**SOURCE RECORDS:**
----------

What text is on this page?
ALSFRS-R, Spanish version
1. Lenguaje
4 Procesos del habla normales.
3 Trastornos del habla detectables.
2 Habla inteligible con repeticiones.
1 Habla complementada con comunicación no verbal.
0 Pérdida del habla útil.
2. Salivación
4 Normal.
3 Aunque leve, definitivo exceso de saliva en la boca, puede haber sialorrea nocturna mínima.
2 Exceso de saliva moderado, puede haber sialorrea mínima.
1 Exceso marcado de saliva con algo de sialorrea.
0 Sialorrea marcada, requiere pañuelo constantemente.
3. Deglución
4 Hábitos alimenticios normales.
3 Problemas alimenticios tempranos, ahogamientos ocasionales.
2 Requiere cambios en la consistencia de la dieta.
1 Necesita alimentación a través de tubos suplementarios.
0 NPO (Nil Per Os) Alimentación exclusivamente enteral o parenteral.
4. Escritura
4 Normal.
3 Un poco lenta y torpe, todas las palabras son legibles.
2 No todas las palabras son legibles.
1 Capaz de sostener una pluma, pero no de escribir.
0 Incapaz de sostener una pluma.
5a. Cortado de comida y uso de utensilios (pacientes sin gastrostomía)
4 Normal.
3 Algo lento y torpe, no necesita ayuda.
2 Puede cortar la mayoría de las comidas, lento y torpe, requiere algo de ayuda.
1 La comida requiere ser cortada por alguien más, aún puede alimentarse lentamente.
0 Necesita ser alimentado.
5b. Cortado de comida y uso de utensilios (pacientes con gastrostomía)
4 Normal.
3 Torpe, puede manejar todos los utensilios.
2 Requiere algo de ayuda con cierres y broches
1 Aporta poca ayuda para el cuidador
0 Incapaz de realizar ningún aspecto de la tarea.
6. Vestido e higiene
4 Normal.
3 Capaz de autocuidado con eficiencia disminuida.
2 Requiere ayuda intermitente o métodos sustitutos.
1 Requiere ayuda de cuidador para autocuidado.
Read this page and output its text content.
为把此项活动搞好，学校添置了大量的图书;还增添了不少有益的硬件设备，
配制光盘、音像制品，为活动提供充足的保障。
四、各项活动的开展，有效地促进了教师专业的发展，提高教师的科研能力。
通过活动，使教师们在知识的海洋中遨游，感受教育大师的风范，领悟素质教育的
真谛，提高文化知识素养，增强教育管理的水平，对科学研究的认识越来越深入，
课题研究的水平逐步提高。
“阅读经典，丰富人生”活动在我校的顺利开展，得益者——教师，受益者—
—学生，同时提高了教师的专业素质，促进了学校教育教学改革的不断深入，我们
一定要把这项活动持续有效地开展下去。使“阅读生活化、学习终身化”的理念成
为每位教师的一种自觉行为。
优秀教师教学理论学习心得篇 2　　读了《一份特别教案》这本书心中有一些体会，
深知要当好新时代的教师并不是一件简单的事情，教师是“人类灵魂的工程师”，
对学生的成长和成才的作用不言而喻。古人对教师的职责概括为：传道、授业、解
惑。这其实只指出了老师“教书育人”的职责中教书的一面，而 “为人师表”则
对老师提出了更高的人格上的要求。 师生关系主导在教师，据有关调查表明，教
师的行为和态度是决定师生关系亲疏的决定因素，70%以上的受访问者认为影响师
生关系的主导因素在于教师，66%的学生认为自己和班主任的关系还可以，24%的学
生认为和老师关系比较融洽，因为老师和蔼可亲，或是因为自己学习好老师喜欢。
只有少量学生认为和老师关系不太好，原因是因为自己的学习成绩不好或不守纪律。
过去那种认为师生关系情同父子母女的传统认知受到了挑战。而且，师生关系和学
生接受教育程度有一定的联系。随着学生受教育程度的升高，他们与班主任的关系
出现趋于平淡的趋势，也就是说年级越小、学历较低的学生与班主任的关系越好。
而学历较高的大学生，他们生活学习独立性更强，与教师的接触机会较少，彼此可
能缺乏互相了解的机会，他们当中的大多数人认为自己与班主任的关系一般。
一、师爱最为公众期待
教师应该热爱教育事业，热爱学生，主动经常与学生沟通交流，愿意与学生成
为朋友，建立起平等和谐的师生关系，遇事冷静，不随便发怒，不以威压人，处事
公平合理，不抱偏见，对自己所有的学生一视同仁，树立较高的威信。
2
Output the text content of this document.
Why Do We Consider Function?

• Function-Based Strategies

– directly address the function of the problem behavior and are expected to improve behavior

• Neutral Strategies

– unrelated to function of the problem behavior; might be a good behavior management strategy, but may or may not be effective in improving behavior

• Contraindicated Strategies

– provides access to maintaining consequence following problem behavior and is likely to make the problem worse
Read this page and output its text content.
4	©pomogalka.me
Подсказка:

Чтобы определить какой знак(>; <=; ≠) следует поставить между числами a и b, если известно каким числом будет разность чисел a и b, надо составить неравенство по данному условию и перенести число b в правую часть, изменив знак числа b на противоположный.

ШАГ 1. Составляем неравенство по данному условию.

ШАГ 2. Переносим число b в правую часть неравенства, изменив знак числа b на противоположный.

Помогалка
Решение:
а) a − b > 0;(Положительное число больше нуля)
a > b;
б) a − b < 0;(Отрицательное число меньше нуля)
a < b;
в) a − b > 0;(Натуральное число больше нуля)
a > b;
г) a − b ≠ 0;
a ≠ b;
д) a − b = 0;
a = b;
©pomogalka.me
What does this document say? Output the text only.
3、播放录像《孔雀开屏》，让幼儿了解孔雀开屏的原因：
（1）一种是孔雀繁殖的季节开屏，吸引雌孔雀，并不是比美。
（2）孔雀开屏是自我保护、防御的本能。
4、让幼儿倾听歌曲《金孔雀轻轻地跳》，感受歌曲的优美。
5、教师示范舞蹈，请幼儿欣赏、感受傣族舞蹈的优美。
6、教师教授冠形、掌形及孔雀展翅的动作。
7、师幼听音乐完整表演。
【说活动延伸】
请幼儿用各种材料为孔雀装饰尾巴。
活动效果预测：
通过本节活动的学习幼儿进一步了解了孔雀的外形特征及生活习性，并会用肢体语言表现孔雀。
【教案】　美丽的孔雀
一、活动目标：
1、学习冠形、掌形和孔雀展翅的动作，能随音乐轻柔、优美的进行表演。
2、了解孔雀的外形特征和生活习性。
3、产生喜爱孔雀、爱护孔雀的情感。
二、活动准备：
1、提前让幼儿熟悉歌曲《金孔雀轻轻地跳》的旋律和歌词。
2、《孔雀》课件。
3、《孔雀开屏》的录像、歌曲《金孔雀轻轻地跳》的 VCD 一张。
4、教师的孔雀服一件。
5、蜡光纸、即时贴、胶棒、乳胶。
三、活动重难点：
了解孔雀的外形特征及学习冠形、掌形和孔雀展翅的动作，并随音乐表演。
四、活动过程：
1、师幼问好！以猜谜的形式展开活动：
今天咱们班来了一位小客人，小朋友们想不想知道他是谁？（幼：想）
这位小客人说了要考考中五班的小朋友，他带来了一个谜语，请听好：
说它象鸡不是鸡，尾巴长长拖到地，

----------

From the entries above, select each line containing the string "金孔雀轻轻地跳".

4、让幼儿倾听歌曲《金孔雀轻轻地跳》，感受歌曲的优美。
1、提前让幼儿熟悉歌曲《金孔雀轻轻地跳》的旋律和歌词。
3、《孔雀开屏》的录像、歌曲《金孔雀轻轻地跳》的 VCD 一张。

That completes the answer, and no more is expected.